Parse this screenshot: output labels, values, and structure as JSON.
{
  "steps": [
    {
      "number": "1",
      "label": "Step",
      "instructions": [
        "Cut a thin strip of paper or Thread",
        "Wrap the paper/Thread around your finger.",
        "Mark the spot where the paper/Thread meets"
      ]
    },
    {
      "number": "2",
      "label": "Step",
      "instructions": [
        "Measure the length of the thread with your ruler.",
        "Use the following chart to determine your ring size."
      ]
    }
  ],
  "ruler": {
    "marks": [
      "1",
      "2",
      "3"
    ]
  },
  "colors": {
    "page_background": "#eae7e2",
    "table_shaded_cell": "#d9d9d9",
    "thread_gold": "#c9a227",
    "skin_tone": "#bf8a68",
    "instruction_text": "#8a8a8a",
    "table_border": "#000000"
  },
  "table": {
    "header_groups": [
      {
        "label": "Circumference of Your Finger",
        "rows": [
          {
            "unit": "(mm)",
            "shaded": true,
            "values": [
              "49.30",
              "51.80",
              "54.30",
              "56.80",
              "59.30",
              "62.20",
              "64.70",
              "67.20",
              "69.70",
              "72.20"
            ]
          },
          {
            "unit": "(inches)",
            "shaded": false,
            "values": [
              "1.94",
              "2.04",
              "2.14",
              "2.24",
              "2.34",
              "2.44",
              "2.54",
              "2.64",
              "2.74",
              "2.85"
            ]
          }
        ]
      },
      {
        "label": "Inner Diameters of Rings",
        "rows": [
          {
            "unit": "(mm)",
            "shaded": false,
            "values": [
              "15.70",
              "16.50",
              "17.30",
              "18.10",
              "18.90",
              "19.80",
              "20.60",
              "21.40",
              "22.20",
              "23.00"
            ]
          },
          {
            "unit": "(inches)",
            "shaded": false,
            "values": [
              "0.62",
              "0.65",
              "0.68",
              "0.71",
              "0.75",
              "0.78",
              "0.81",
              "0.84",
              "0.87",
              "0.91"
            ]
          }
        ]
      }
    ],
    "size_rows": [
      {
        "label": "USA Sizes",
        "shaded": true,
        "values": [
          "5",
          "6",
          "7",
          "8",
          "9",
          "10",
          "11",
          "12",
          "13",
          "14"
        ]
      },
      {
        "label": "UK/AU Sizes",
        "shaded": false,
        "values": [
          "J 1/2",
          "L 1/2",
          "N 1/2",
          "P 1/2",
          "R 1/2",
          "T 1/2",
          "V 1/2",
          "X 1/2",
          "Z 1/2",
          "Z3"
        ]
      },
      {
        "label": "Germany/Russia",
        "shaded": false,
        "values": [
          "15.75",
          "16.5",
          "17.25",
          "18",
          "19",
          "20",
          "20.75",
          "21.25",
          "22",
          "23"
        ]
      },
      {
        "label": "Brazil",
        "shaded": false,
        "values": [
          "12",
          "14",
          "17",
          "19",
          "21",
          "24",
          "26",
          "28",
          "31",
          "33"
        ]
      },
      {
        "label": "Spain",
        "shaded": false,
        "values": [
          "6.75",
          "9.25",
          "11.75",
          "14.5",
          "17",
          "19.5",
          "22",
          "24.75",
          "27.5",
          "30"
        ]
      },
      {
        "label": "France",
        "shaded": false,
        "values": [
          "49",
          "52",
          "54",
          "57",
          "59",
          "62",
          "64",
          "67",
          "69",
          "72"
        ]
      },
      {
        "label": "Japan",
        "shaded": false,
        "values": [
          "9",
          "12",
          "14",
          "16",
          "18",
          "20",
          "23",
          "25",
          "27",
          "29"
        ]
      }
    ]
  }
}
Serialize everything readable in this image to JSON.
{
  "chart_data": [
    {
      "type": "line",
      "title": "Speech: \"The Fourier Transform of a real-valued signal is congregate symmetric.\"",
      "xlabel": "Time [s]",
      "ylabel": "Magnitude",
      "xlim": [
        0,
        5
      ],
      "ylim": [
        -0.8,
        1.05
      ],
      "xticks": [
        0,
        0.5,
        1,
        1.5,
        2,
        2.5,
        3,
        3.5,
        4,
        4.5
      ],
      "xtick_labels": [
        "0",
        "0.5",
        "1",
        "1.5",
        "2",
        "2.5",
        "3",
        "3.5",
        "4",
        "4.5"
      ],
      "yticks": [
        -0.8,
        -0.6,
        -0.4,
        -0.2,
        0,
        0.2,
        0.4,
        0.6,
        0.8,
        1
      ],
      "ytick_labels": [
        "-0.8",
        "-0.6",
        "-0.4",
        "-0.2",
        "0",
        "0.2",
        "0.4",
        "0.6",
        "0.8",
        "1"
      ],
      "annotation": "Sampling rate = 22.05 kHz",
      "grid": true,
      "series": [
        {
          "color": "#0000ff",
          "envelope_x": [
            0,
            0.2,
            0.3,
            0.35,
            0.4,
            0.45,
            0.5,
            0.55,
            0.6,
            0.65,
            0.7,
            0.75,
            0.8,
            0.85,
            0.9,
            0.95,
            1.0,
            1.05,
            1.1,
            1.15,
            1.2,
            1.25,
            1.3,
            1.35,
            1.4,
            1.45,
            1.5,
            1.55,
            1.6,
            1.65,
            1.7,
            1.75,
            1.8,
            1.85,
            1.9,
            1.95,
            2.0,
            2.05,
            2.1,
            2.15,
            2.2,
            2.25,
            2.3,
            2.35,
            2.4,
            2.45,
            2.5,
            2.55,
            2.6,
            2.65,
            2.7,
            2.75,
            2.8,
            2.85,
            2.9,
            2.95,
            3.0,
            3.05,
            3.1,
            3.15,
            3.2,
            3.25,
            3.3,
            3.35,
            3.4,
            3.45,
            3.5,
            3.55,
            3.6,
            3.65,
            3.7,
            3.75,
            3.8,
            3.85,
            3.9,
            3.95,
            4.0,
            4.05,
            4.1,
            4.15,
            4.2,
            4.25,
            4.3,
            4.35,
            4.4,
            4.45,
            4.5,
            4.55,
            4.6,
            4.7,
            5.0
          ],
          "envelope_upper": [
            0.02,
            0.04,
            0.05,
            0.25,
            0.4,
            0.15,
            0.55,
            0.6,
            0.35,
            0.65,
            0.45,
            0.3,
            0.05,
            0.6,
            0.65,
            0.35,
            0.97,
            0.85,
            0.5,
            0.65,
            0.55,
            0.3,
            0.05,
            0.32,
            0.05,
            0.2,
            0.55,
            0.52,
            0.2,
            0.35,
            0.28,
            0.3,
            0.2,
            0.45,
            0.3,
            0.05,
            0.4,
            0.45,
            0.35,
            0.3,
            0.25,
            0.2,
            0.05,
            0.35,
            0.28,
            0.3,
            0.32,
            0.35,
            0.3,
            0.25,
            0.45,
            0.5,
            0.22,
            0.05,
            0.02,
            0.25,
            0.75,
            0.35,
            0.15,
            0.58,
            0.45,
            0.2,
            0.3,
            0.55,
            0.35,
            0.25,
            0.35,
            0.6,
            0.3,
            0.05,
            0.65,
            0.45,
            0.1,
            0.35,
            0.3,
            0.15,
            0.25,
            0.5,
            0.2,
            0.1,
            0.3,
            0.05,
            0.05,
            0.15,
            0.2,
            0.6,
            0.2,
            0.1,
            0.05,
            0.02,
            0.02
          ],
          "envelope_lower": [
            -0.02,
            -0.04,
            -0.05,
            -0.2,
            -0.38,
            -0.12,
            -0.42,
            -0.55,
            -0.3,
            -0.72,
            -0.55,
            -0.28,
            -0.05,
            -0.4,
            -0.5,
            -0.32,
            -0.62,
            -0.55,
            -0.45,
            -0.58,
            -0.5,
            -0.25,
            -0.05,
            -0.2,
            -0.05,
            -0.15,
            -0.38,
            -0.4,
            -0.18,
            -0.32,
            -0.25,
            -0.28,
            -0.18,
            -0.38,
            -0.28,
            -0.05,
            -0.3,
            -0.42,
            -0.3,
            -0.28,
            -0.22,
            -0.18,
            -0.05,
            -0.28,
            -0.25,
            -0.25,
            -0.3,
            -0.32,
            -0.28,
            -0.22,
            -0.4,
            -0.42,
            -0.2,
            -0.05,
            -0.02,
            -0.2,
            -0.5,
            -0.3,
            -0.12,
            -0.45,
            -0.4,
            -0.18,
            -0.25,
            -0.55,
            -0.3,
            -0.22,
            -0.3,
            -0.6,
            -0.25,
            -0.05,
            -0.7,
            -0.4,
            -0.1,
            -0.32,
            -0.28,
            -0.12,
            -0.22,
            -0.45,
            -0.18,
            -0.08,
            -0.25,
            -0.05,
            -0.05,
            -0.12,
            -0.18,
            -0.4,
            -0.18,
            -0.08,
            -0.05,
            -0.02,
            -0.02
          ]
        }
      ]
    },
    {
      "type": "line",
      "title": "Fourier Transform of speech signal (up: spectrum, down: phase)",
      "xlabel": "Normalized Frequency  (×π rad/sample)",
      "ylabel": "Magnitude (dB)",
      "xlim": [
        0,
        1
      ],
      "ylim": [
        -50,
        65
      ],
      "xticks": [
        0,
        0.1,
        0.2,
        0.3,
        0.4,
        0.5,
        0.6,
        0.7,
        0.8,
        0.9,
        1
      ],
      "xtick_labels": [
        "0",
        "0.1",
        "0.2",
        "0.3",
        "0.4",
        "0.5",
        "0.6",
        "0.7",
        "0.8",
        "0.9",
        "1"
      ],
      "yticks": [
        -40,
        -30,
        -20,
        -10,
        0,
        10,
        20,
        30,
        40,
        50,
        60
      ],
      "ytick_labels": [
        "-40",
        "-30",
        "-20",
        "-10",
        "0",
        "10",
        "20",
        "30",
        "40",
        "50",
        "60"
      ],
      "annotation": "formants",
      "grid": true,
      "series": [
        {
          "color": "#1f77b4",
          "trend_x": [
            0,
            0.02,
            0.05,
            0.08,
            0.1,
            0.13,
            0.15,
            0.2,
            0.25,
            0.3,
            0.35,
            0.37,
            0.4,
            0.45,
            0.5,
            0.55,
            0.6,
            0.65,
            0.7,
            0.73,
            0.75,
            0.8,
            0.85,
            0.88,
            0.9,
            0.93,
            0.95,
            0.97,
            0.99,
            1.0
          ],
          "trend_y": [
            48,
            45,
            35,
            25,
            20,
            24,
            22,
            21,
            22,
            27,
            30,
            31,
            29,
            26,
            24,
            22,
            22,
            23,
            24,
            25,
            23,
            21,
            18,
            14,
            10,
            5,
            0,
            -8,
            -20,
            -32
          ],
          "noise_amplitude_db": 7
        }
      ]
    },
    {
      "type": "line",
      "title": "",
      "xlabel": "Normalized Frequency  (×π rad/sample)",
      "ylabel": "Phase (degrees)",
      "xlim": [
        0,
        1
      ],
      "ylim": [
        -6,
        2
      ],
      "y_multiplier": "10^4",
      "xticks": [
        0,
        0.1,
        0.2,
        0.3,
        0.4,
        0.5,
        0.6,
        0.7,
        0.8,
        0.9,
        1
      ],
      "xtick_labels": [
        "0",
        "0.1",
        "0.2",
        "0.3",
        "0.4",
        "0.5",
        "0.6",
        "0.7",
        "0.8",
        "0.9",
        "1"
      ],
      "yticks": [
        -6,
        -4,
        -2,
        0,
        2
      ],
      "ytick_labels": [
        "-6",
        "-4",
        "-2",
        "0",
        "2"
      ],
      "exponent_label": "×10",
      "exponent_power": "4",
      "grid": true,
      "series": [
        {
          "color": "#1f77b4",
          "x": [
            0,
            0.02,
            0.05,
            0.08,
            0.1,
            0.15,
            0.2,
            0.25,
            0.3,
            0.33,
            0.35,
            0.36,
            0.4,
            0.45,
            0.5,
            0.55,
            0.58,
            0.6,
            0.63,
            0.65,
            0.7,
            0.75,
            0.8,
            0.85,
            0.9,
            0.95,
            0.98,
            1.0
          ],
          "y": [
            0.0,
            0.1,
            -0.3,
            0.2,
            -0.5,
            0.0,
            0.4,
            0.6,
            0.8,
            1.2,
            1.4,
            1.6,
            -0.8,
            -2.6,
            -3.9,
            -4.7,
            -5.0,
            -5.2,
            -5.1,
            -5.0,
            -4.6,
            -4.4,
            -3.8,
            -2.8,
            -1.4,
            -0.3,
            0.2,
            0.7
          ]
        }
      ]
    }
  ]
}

### SET PROBLEM
Gather and return every line that holds the string "this".

### REPLY TO THE EXERCISE
Parse this screenshot: output labels, values, and structure as JSON.
Serialize everything readable in this image to JSON.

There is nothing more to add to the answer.